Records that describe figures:
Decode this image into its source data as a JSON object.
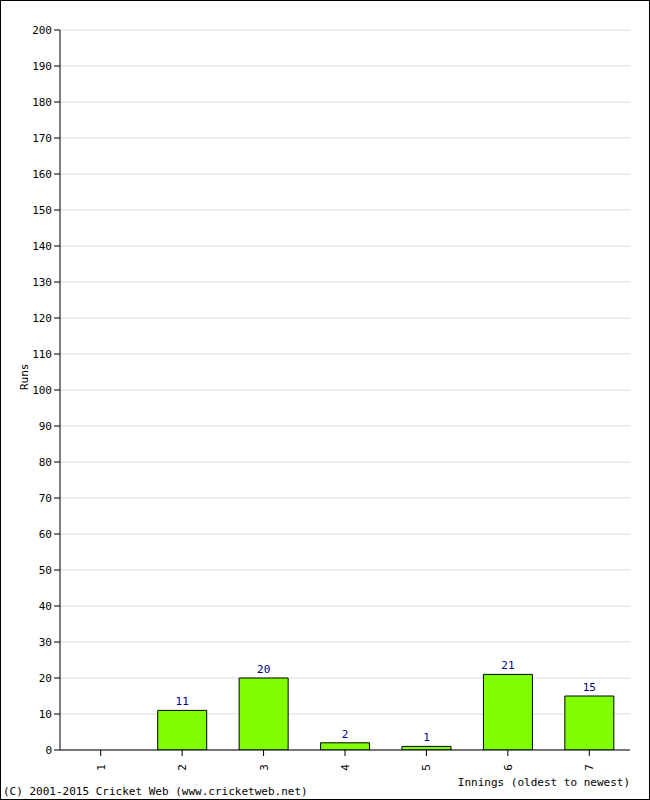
{
  "chart_data": {
    "type": "bar",
    "categories": [
      "1",
      "2",
      "3",
      "4",
      "5",
      "6",
      "7"
    ],
    "values": [
      0,
      11,
      20,
      2,
      1,
      21,
      15
    ],
    "color": "#80ff00",
    "ylim": [
      0,
      200
    ],
    "yticks": [
      0,
      10,
      20,
      30,
      40,
      50,
      60,
      70,
      80,
      90,
      100,
      110,
      120,
      130,
      140,
      150,
      160,
      170,
      180,
      190,
      200
    ],
    "y_label": "Runs",
    "x_label": "Innings (oldest to newest)",
    "annotation": "(C) 2001-2015 Cricket Web (www.cricketweb.net)",
    "data_labels": true,
    "grid": true
  }
}
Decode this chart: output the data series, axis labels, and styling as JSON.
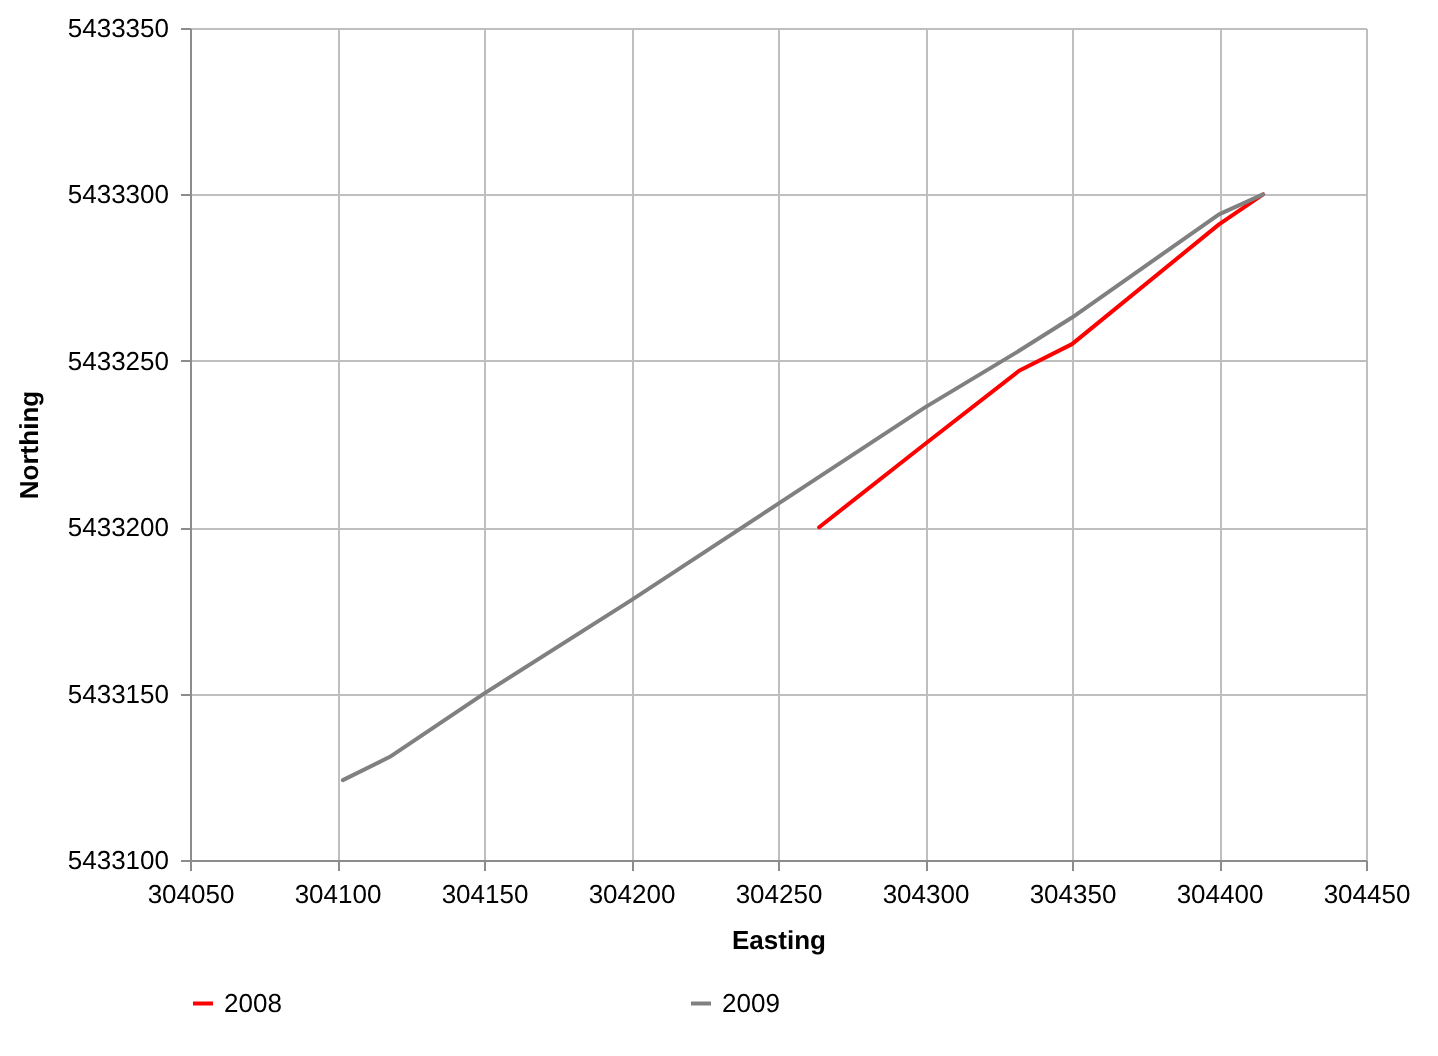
{
  "chart_data": {
    "type": "line",
    "xlabel": "Easting",
    "ylabel": "Northing",
    "xlim": [
      304050,
      304450
    ],
    "xticks": [
      304050,
      304100,
      304150,
      304200,
      304250,
      304300,
      304350,
      304400,
      304450
    ],
    "ylim": [
      5433100,
      5433350
    ],
    "yticks": [
      5433100,
      5433150,
      5433200,
      5433250,
      5433300,
      5433350
    ],
    "grid": true,
    "legend": "bottom",
    "marker": "none",
    "line_style": "solid",
    "series": [
      {
        "name": "2008",
        "color": "#ff0000",
        "x": [
          304264,
          304300,
          304332,
          304350,
          304400,
          304415
        ],
        "values": [
          5433200,
          5433225,
          5433247,
          5433255,
          5433291,
          5433300
        ]
      },
      {
        "name": "2009",
        "color": "#808080",
        "x": [
          304102,
          304118,
          304150,
          304200,
          304250,
          304300,
          304332,
          304350,
          304400,
          304415
        ],
        "values": [
          5433124,
          5433131,
          5433150,
          5433178,
          5433207,
          5433236,
          5433253,
          5433263,
          5433294,
          5433300
        ]
      }
    ]
  }
}
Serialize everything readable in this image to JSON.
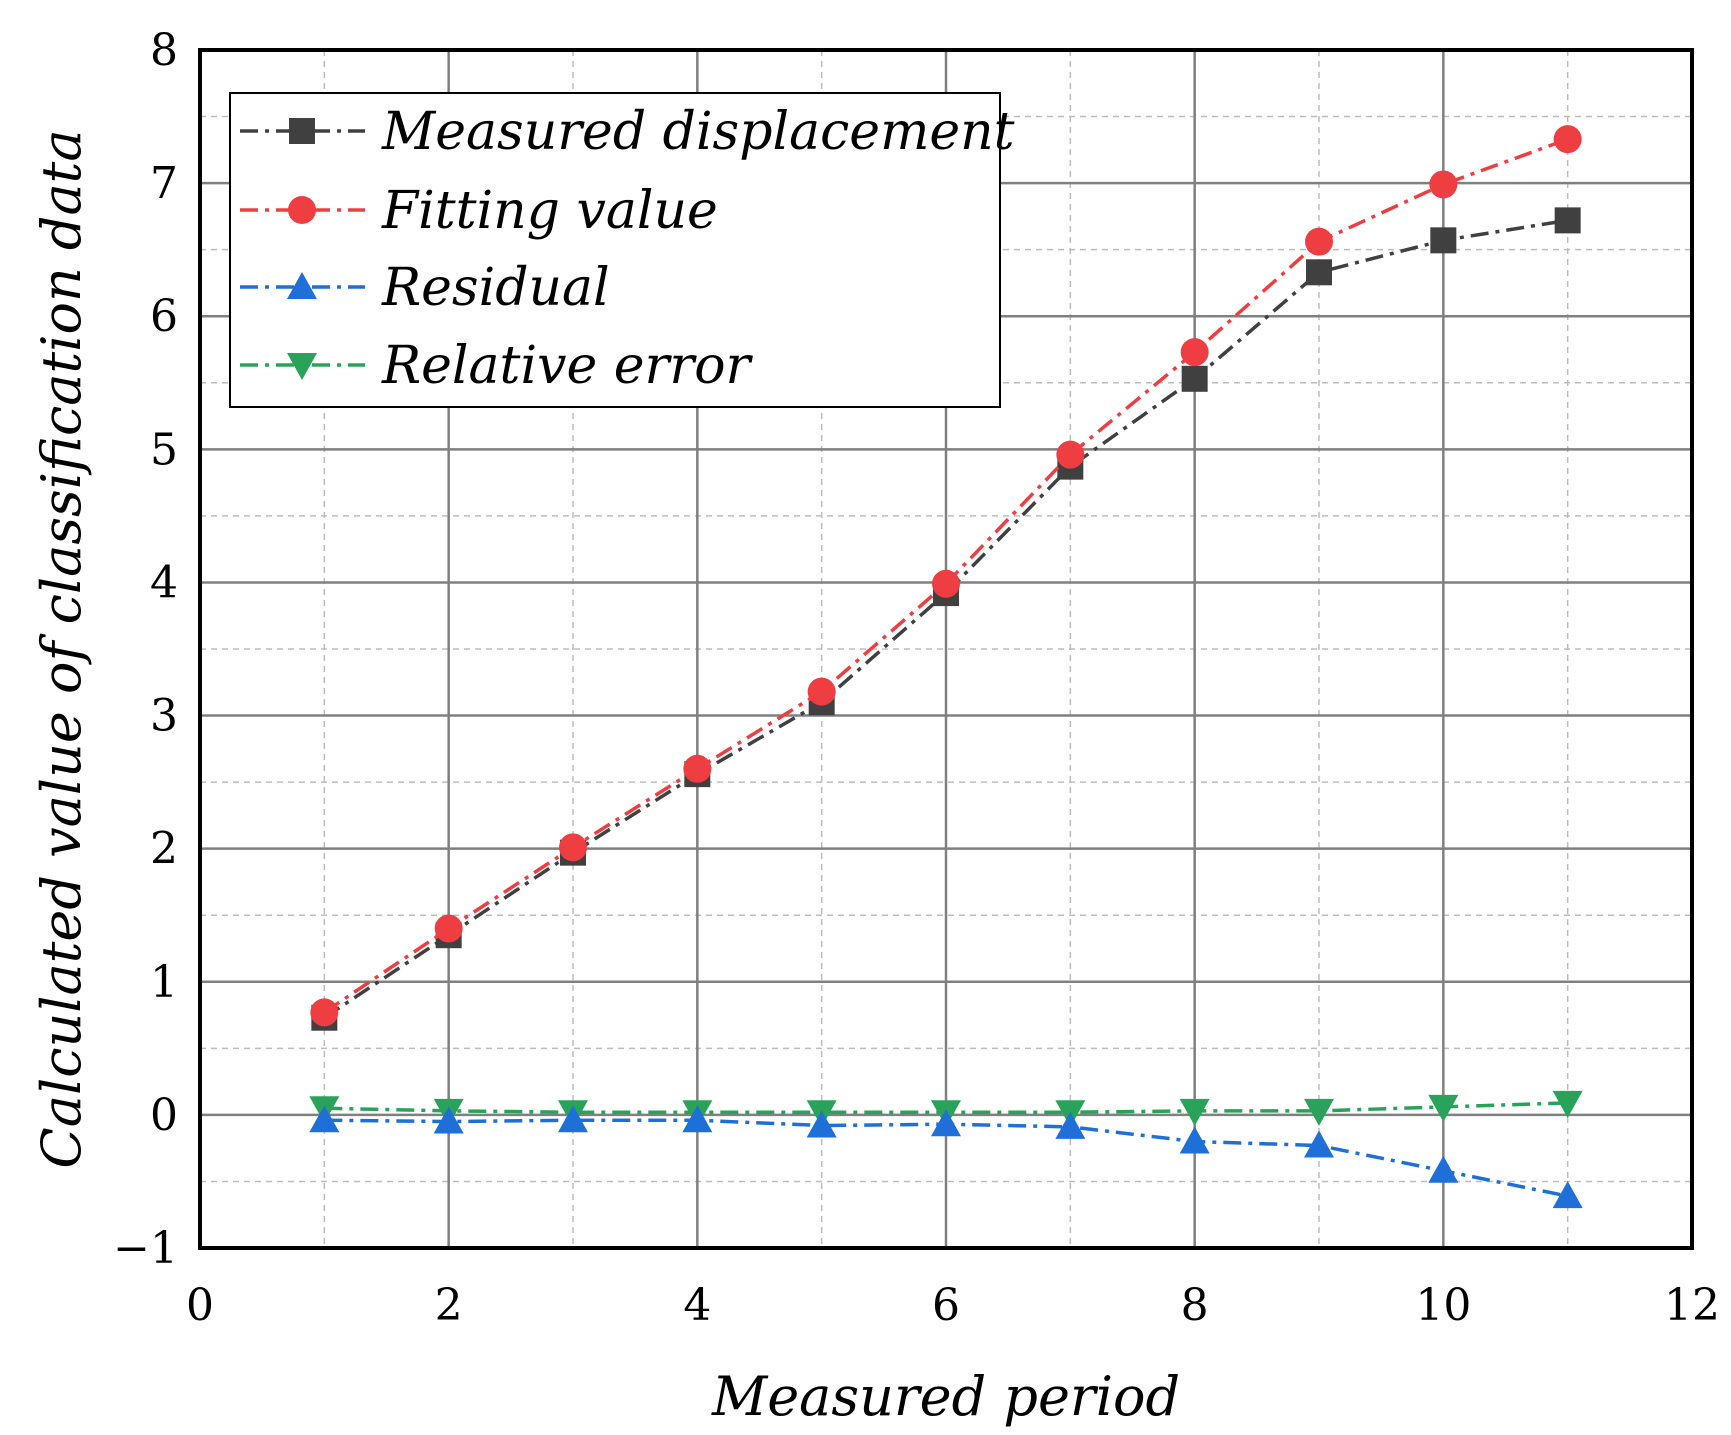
{
  "chart_data": {
    "type": "line",
    "title": "",
    "xlabel": "Measured period",
    "ylabel": "Calculated value of classification data",
    "xlim": [
      0,
      12
    ],
    "ylim": [
      -1,
      8
    ],
    "xticks": [
      "0",
      "2",
      "4",
      "6",
      "8",
      "10",
      "12"
    ],
    "yticks": [
      "−1",
      "0",
      "1",
      "2",
      "3",
      "4",
      "5",
      "6",
      "7",
      "8"
    ],
    "grid": true,
    "legend_position": "top-left",
    "x": [
      1,
      2,
      3,
      4,
      5,
      6,
      7,
      8,
      9,
      10,
      11
    ],
    "series": [
      {
        "name": "Measured displacement",
        "color": "#404040",
        "marker": "square",
        "values": [
          0.73,
          1.35,
          1.97,
          2.56,
          3.1,
          3.92,
          4.87,
          5.53,
          6.33,
          6.57,
          6.72
        ]
      },
      {
        "name": "Fitting value",
        "color": "#ef3e42",
        "marker": "circle",
        "values": [
          0.77,
          1.4,
          2.01,
          2.6,
          3.18,
          3.99,
          4.96,
          5.73,
          6.56,
          6.99,
          7.33
        ]
      },
      {
        "name": "Residual",
        "color": "#1f6fd8",
        "marker": "triangle-up",
        "values": [
          -0.04,
          -0.05,
          -0.04,
          -0.04,
          -0.08,
          -0.07,
          -0.09,
          -0.2,
          -0.23,
          -0.42,
          -0.61
        ]
      },
      {
        "name": "Relative error",
        "color": "#2aa35a",
        "marker": "triangle-down",
        "values": [
          0.05,
          0.03,
          0.02,
          0.02,
          0.02,
          0.02,
          0.02,
          0.03,
          0.03,
          0.06,
          0.09
        ]
      }
    ]
  }
}
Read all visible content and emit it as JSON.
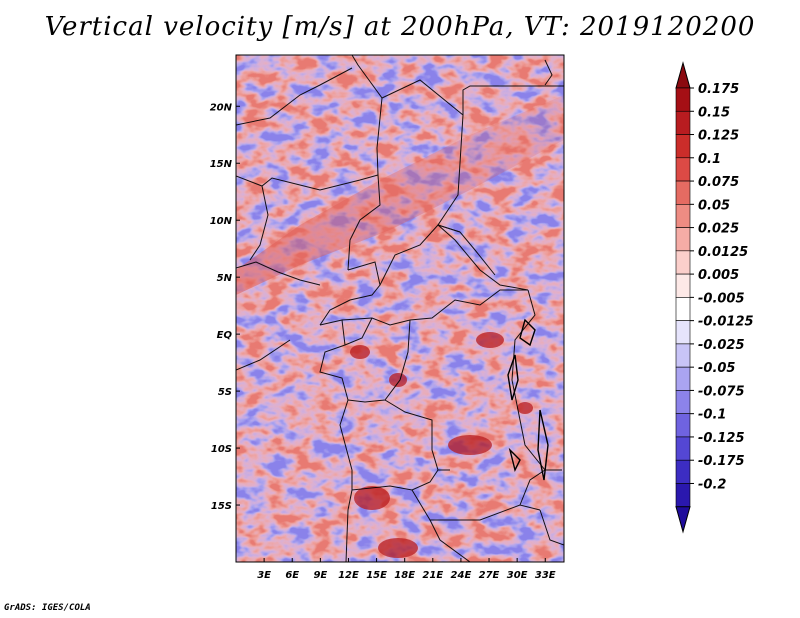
{
  "title": "Vertical velocity [m/s] at 200hPa, VT: 2019120200",
  "credit": "GrADS: IGES/COLA",
  "map": {
    "lon_range": [
      0,
      35
    ],
    "lat_range": [
      -20,
      24.5
    ],
    "lon_ticks": [
      {
        "value": 3,
        "label": "3E"
      },
      {
        "value": 6,
        "label": "6E"
      },
      {
        "value": 9,
        "label": "9E"
      },
      {
        "value": 12,
        "label": "12E"
      },
      {
        "value": 15,
        "label": "15E"
      },
      {
        "value": 18,
        "label": "18E"
      },
      {
        "value": 21,
        "label": "21E"
      },
      {
        "value": 24,
        "label": "24E"
      },
      {
        "value": 27,
        "label": "27E"
      },
      {
        "value": 30,
        "label": "30E"
      },
      {
        "value": 33,
        "label": "33E"
      }
    ],
    "lat_ticks": [
      {
        "value": 20,
        "label": "20N"
      },
      {
        "value": 15,
        "label": "15N"
      },
      {
        "value": 10,
        "label": "10N"
      },
      {
        "value": 5,
        "label": "5N"
      },
      {
        "value": 0,
        "label": "EQ"
      },
      {
        "value": -5,
        "label": "5S"
      },
      {
        "value": -10,
        "label": "10S"
      },
      {
        "value": -15,
        "label": "15S"
      }
    ]
  },
  "colorbar": {
    "levels": [
      {
        "label": "0.175",
        "color": "#a50f15"
      },
      {
        "label": "0.15",
        "color": "#b81c20"
      },
      {
        "label": "0.125",
        "color": "#cb2d2a"
      },
      {
        "label": "0.1",
        "color": "#dc4a45"
      },
      {
        "label": "0.075",
        "color": "#e56b62"
      },
      {
        "label": "0.05",
        "color": "#ee8c83"
      },
      {
        "label": "0.025",
        "color": "#f5aca6"
      },
      {
        "label": "0.0125",
        "color": "#fbcfcb"
      },
      {
        "label": "0.005",
        "color": "#fde9e7"
      },
      {
        "label": "-0.005",
        "color": "#ffffff"
      },
      {
        "label": "-0.0125",
        "color": "#e6e4fc"
      },
      {
        "label": "-0.025",
        "color": "#c8c4f7"
      },
      {
        "label": "-0.05",
        "color": "#aaa4f1"
      },
      {
        "label": "-0.075",
        "color": "#8c83ea"
      },
      {
        "label": "-0.1",
        "color": "#6f63e0"
      },
      {
        "label": "-0.125",
        "color": "#5447d4"
      },
      {
        "label": "-0.175",
        "color": "#3c2dc3"
      },
      {
        "label": "-0.2",
        "color": "#2a18ae"
      }
    ],
    "top_color": "#8b0a10",
    "bottom_color": "#1f0c9c"
  }
}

■ **WRITTEN REQUEST**
Using the records above, list each line that includes "ylabel".

■ **THE RESULT**
    "ylabel": "Northing",
    "ylabel": "Calculated value of classification data",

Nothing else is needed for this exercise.